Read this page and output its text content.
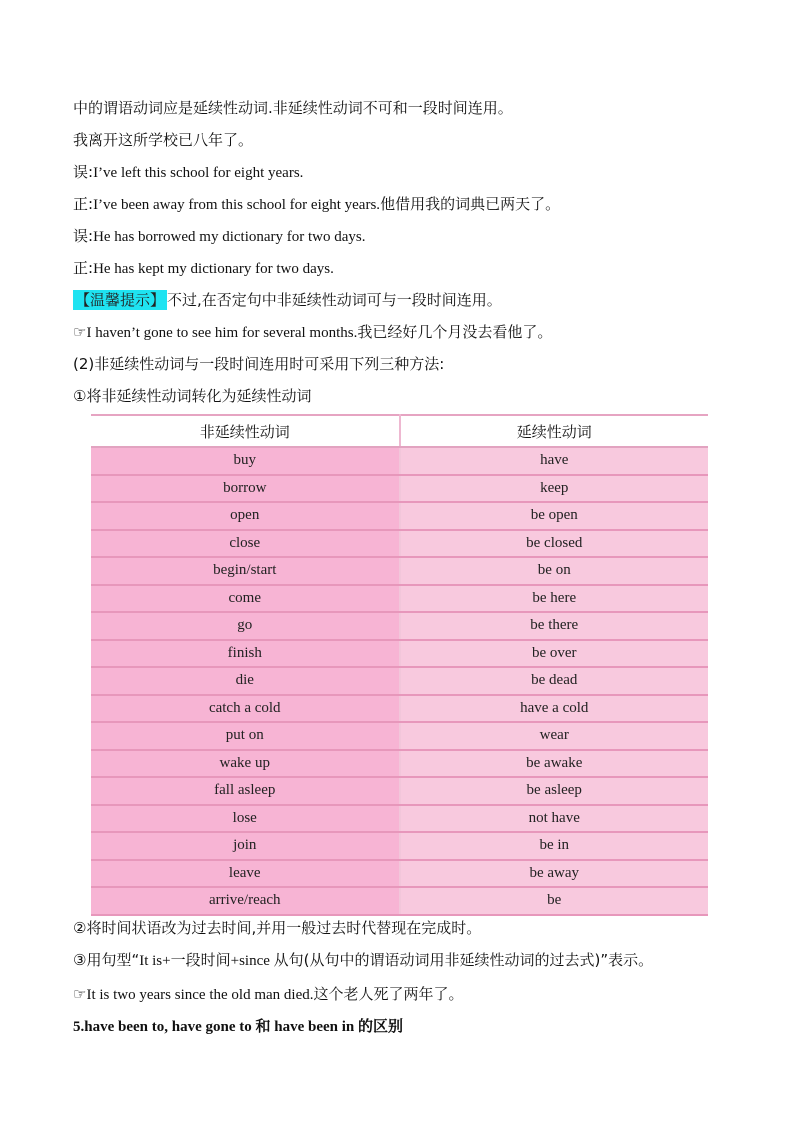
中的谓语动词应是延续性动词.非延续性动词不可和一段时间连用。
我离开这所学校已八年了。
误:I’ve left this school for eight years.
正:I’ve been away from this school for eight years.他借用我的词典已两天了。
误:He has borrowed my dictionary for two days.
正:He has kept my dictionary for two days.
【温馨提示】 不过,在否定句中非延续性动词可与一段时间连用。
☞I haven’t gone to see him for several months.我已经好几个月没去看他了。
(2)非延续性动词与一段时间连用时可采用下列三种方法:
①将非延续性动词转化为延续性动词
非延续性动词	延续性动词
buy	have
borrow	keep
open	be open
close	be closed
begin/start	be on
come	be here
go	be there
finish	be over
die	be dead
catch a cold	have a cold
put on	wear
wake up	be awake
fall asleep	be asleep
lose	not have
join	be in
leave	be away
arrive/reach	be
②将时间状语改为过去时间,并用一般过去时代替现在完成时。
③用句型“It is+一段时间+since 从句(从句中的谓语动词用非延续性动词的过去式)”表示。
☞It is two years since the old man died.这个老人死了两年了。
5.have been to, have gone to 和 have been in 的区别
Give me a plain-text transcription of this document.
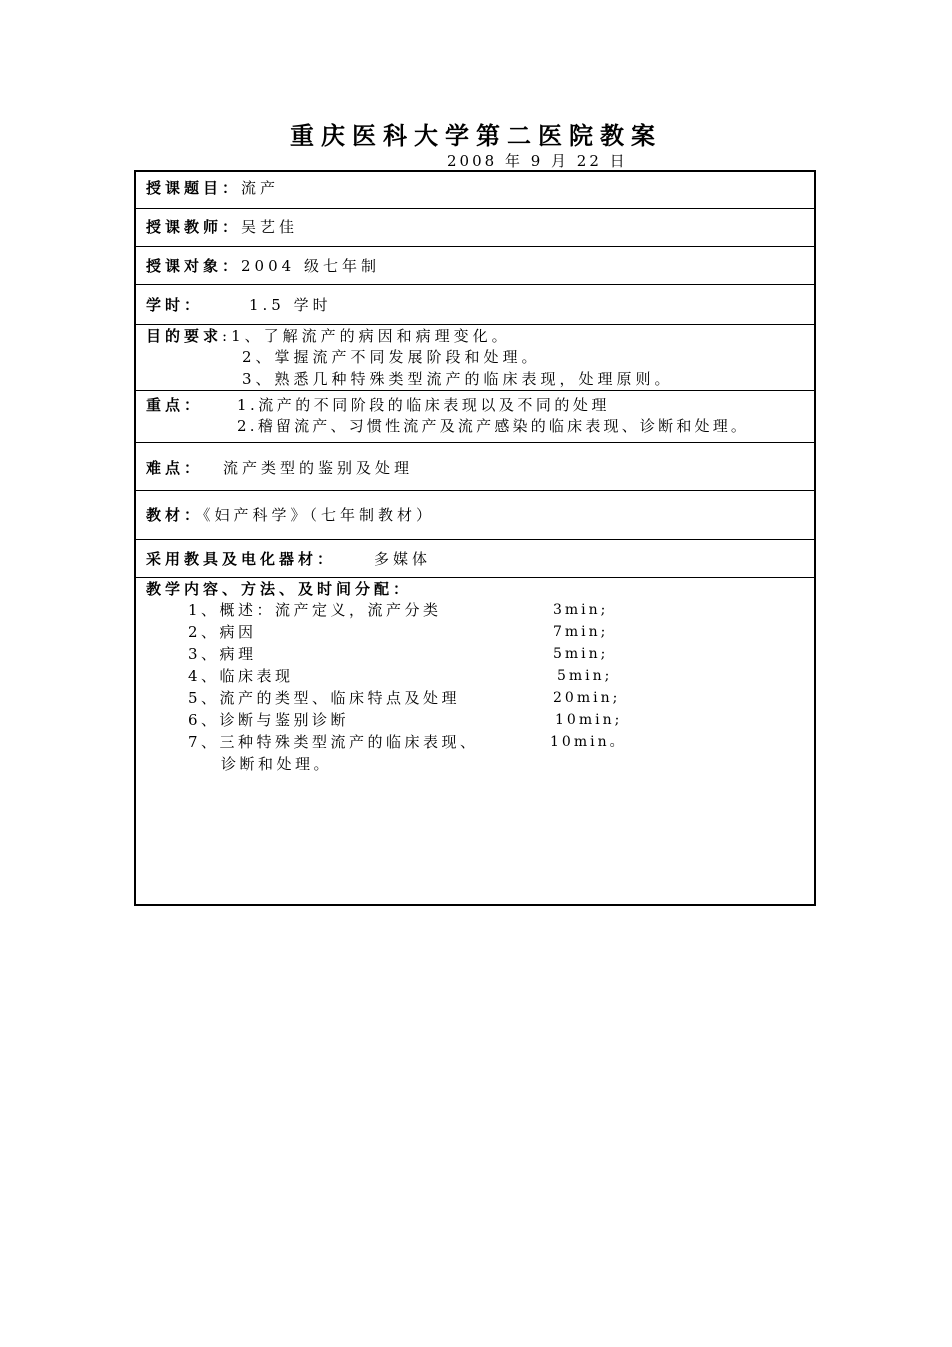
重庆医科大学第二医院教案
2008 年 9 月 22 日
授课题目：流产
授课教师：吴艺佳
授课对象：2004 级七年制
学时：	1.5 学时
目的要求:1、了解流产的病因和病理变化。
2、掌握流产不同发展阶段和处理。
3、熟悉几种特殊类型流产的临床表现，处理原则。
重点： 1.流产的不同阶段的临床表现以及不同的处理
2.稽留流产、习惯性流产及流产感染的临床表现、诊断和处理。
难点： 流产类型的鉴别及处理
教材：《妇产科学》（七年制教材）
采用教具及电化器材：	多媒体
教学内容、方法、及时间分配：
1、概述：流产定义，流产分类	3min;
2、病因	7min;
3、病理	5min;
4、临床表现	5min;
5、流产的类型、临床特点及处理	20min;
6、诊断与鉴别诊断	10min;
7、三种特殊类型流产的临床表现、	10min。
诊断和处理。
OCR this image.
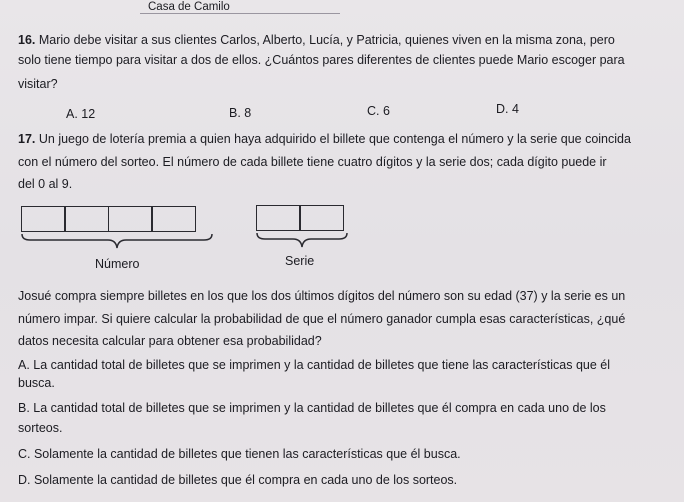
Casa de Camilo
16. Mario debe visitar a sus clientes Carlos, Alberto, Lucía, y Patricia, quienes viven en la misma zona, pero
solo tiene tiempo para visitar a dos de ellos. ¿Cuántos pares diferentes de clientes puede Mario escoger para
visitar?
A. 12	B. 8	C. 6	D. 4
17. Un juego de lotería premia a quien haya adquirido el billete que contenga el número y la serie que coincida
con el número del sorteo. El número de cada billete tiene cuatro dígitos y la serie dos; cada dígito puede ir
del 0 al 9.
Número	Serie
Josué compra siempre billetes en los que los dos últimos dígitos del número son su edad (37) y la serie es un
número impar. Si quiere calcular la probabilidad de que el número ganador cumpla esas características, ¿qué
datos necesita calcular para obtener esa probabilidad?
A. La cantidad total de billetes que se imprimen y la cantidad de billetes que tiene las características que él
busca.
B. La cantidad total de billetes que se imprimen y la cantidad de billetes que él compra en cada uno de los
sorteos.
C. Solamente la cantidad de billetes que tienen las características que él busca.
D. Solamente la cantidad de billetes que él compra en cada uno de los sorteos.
▬▬▬▬▬▬▬▬▬▬
* Instructions for the task *
Keep the pictures out and write out the records exactly.

* Finished task *
Read this page and output its text content.
中的谓语动词应是延续性动词.非延续性动词不可和一段时间连用。
我离开这所学校已八年了。
误:I’ve left this school for eight years.
正:I’ve been away from this school for eight years.他借用我的词典已两天了。
误:He has borrowed my dictionary for two days.
正:He has kept my dictionary for two days.
【温馨提示】 不过,在否定句中非延续性动词可与一段时间连用。
☞I haven’t gone to see him for several months.我已经好几个月没去看他了。
(2)非延续性动词与一段时间连用时可采用下列三种方法:
①将非延续性动词转化为延续性动词
非延续性动词	延续性动词
buy	have
borrow	keep
open	be open
close	be closed
begin/start	be on
come	be here
go	be there
finish	be over
die	be dead
catch a cold	have a cold
put on	wear
wake up	be awake
fall asleep	be asleep
lose	not have
join	be in
leave	be away
arrive/reach	be
②将时间状语改为过去时间,并用一般过去时代替现在完成时。
③用句型“It is+一段时间+since 从句(从句中的谓语动词用非延续性动词的过去式)”表示。
☞It is two years since the old man died.这个老人死了两年了。
5.have been to, have gone to 和 have been in 的区别
Give me a plain-text transcription of this document.
重庆医科大学第二医院教案
2008 年 9 月 22 日
授课题目：流产
授课教师：吴艺佳
授课对象：2004 级七年制
学时：	1.5 学时
目的要求:1、了解流产的病因和病理变化。
2、掌握流产不同发展阶段和处理。
3、熟悉几种特殊类型流产的临床表现，处理原则。
重点： 1.流产的不同阶段的临床表现以及不同的处理
2.稽留流产、习惯性流产及流产感染的临床表现、诊断和处理。
难点： 流产类型的鉴别及处理
教材：《妇产科学》（七年制教材）
采用教具及电化器材：	多媒体
教学内容、方法、及时间分配：
1、概述：流产定义，流产分类	3min;
2、病因	7min;
3、病理	5min;
4、临床表现	5min;
5、流产的类型、临床特点及处理	20min;
6、诊断与鉴别诊断	10min;
7、三种特殊类型流产的临床表现、	10min。
诊断和处理。
OCR this image.
Casa de Camilo
16. Mario debe visitar a sus clientes Carlos, Alberto, Lucía, y Patricia, quienes viven en la misma zona, pero
solo tiene tiempo para visitar a dos de ellos. ¿Cuántos pares diferentes de clientes puede Mario escoger para
visitar?
A. 12	B. 8	C. 6	D. 4
17. Un juego de lotería premia a quien haya adquirido el billete que contenga el número y la serie que coincida
con el número del sorteo. El número de cada billete tiene cuatro dígitos y la serie dos; cada dígito puede ir
del 0 al 9.
Número	Serie
Josué compra siempre billetes en los que los dos últimos dígitos del número son su edad (37) y la serie es un
número impar. Si quiere calcular la probabilidad de que el número ganador cumpla esas características, ¿qué
datos necesita calcular para obtener esa probabilidad?
A. La cantidad total de billetes que se imprimen y la cantidad de billetes que tiene las características que él
busca.
B. La cantidad total de billetes que se imprimen y la cantidad de billetes que él compra en cada uno de los
sorteos.
C. Solamente la cantidad de billetes que tienen las características que él busca.
D. Solamente la cantidad de billetes que él compra en cada uno de los sorteos.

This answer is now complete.